> [Description of the task] Report how many lines hold the string "name". Give the number and nothing else.

Figure record extracts
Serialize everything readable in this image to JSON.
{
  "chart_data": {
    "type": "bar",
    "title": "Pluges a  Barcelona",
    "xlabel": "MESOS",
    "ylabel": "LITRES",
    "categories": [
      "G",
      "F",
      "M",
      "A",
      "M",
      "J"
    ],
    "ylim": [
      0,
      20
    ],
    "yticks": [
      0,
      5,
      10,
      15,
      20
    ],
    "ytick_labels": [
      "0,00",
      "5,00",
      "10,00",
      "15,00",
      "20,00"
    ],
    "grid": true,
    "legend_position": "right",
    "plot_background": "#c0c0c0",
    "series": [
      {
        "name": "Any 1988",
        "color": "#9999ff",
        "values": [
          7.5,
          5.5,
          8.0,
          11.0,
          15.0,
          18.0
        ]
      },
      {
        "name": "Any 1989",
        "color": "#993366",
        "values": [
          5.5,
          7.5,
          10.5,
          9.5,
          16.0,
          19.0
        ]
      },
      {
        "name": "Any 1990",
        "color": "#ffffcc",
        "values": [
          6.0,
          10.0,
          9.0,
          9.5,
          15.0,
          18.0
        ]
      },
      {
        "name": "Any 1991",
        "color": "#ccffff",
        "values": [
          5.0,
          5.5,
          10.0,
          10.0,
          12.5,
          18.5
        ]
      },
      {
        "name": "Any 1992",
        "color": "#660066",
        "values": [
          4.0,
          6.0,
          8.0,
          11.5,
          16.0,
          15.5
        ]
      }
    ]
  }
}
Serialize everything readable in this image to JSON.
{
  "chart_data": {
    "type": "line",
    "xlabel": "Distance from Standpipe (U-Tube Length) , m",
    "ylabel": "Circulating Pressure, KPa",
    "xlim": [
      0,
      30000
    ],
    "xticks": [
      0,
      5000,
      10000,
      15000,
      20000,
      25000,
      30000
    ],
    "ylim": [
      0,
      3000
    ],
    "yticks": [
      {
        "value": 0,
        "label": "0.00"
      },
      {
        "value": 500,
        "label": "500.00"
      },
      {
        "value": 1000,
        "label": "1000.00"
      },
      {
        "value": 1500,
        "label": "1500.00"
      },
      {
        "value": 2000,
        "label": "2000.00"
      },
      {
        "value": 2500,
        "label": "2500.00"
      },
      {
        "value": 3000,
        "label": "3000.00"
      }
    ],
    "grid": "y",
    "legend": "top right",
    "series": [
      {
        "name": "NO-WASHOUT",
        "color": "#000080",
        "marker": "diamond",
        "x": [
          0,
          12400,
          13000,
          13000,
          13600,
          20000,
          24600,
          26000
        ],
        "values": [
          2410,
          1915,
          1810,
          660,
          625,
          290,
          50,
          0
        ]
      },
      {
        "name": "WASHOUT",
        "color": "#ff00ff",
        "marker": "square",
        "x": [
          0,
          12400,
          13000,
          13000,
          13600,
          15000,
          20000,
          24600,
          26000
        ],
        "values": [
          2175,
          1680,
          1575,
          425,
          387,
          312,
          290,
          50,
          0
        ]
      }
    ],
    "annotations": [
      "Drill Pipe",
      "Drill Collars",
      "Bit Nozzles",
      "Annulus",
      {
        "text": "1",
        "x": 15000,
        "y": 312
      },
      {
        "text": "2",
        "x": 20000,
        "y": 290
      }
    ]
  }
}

> [Finished exercise] 7